>> begin

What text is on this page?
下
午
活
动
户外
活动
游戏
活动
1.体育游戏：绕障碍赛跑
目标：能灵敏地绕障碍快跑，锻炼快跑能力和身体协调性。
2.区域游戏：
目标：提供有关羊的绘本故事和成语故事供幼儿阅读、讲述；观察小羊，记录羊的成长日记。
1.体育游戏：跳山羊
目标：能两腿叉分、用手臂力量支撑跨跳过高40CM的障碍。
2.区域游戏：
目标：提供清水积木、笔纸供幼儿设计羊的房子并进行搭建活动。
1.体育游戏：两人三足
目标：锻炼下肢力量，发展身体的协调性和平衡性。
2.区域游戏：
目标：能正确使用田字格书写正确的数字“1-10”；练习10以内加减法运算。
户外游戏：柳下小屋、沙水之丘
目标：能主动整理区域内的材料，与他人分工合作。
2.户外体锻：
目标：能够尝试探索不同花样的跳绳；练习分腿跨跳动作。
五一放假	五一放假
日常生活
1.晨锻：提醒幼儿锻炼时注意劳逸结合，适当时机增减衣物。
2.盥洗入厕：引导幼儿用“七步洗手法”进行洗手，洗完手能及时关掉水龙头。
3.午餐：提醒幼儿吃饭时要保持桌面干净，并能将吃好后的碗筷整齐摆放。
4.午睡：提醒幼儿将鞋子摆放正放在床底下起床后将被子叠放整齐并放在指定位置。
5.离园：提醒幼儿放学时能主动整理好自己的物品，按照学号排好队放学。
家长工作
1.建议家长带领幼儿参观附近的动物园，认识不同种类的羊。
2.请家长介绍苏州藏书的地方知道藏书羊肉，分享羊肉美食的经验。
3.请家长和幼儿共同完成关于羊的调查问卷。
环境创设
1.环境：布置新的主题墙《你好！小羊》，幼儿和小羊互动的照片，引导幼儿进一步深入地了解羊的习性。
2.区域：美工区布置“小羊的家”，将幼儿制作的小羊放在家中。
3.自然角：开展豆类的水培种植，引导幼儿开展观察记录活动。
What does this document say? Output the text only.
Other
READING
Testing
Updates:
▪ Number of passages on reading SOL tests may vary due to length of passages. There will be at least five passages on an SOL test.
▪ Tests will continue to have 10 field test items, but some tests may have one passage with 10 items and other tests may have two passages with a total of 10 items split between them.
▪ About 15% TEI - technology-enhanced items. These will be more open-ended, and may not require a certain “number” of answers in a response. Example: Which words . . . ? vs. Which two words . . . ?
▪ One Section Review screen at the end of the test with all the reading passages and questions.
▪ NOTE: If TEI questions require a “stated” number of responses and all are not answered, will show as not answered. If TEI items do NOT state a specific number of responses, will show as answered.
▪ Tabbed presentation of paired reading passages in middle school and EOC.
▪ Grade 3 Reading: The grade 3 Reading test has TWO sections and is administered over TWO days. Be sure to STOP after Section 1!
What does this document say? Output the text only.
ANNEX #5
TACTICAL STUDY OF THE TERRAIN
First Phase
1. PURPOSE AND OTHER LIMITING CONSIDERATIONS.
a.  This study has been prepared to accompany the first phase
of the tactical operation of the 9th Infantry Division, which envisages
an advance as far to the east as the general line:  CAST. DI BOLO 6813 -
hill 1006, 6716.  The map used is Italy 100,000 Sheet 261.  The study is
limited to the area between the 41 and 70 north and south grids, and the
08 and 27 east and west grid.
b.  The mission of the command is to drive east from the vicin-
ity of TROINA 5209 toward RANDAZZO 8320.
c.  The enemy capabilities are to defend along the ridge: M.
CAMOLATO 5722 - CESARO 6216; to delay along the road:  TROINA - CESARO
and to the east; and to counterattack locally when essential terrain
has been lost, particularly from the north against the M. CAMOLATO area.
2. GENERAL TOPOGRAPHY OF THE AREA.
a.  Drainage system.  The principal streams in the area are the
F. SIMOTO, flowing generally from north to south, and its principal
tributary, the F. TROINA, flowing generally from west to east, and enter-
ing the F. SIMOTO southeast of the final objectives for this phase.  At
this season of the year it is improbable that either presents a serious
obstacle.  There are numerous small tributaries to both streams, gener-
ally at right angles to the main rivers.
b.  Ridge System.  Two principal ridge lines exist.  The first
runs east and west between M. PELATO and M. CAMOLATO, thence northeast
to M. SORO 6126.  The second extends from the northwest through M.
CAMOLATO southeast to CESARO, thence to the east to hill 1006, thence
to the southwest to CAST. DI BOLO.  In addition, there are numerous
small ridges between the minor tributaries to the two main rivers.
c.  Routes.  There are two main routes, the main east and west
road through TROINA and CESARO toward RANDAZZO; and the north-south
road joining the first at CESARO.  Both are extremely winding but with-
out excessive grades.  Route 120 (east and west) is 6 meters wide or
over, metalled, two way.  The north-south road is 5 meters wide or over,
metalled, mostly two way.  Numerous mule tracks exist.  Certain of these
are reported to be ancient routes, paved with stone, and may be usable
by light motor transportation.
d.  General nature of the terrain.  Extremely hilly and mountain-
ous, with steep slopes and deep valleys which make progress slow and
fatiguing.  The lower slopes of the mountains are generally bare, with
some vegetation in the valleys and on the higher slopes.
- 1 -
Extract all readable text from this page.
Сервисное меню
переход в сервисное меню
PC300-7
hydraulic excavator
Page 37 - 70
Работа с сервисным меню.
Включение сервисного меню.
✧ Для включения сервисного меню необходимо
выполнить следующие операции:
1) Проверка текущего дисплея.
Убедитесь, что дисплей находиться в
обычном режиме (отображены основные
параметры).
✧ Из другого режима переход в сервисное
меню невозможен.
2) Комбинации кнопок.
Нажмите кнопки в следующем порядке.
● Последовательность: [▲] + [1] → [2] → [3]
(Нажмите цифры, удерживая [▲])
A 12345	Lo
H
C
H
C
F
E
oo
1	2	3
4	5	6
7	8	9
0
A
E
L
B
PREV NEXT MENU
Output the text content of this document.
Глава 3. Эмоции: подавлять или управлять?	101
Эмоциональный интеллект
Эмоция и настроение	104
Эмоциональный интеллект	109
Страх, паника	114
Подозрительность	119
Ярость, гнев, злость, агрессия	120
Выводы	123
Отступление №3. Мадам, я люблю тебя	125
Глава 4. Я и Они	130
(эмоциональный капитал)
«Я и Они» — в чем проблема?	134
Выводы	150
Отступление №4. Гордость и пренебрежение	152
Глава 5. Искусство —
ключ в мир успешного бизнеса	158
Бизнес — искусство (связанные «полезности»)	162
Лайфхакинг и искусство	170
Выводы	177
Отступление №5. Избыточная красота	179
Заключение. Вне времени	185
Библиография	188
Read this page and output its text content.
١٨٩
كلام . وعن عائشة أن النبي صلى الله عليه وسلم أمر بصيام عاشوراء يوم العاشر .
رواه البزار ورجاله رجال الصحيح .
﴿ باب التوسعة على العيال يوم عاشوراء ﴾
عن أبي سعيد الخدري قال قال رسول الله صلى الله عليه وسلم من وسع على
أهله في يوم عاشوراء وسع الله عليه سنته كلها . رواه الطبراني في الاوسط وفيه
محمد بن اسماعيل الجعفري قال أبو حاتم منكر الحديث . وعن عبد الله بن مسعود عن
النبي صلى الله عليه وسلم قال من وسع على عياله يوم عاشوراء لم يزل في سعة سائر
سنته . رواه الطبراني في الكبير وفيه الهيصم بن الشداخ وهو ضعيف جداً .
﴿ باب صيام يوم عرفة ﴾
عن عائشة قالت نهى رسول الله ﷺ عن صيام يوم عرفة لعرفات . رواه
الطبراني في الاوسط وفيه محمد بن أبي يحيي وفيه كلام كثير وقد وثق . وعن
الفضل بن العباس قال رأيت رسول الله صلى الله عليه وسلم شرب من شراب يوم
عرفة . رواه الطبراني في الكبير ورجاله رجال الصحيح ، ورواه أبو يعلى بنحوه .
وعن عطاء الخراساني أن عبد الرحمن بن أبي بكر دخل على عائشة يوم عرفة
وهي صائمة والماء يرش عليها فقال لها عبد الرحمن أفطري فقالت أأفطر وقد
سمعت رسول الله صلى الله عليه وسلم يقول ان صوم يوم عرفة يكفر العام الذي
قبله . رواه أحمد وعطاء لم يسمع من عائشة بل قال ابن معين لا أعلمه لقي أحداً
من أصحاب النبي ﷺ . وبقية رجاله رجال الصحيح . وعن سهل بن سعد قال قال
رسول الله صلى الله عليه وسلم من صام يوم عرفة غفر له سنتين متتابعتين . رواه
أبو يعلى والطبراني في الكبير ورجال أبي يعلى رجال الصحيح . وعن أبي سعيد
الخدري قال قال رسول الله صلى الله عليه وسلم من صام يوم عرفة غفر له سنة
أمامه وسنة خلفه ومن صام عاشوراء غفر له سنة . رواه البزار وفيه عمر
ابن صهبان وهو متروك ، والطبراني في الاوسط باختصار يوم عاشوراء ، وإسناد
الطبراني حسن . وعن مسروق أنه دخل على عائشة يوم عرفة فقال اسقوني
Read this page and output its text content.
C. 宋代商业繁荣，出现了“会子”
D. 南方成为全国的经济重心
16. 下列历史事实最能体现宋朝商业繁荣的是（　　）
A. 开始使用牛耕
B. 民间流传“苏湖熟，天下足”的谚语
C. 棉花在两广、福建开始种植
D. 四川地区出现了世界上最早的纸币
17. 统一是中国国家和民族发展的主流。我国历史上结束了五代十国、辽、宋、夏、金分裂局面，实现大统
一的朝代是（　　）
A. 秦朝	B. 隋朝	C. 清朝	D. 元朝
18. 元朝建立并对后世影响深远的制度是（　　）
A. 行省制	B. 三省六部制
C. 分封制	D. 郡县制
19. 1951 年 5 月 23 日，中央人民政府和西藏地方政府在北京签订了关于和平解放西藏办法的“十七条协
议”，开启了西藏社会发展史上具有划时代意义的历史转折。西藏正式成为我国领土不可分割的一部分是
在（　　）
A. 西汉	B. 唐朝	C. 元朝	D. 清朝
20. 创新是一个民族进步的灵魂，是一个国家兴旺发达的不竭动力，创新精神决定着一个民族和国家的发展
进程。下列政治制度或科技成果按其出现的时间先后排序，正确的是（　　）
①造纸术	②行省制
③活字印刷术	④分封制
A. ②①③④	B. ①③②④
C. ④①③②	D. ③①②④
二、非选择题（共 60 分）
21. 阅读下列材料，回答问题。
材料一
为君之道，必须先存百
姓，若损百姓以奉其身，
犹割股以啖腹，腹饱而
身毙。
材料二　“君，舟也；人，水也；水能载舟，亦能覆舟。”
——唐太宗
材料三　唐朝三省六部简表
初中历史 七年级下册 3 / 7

>> end

EXERCISE. Wherever the string "Глава" appears in the entries above, list that line.

ANSWER IN FULL.
Глава 3. Эмоции: подавлять или управлять?	101
Глава 4. Я и Они	130
Глава 5. Искусство —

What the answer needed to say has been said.